**** Source material
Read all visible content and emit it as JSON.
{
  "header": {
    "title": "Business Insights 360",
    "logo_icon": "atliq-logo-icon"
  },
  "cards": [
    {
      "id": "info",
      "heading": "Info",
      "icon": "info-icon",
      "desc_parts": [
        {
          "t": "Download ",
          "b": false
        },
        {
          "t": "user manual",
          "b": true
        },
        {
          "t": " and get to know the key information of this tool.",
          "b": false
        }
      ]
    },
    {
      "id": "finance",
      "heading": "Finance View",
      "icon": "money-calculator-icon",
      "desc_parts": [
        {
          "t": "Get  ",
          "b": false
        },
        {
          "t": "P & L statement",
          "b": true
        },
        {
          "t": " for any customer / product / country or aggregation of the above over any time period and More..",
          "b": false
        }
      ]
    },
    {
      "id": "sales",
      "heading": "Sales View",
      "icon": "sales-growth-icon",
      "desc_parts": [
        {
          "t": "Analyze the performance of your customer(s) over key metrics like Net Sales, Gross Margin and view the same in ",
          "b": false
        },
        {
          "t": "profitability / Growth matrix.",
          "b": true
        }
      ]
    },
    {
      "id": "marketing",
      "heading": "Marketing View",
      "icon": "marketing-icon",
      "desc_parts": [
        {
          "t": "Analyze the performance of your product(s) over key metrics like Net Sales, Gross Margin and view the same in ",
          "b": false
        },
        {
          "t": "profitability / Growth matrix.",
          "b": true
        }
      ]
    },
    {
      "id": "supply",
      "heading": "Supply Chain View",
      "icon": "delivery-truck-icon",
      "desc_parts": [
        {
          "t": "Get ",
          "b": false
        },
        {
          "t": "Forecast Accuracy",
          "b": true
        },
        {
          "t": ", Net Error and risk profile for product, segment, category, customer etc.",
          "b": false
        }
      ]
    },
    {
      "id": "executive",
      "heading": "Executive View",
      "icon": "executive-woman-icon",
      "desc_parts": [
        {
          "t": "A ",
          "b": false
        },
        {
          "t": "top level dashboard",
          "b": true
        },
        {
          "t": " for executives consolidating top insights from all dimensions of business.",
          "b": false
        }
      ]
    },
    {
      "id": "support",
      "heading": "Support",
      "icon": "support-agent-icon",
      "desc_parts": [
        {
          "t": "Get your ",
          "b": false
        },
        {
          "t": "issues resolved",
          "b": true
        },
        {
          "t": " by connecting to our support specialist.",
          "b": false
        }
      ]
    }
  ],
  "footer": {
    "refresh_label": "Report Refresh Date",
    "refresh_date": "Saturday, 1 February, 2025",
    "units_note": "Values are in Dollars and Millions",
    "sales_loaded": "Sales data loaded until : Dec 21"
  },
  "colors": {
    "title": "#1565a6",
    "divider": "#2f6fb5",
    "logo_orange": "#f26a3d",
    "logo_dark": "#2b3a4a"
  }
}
********
**Problem details:** Each line in the entries above that includes the string "Gross" should be extracted.

**Exercise response:**
          "t": "Analyze the performance of your customer(s) over key metrics like Net Sales, Gross Margin and view the same in ",
          "t": "Analyze the performance of your product(s) over key metrics like Net Sales, Gross Margin and view the same in ",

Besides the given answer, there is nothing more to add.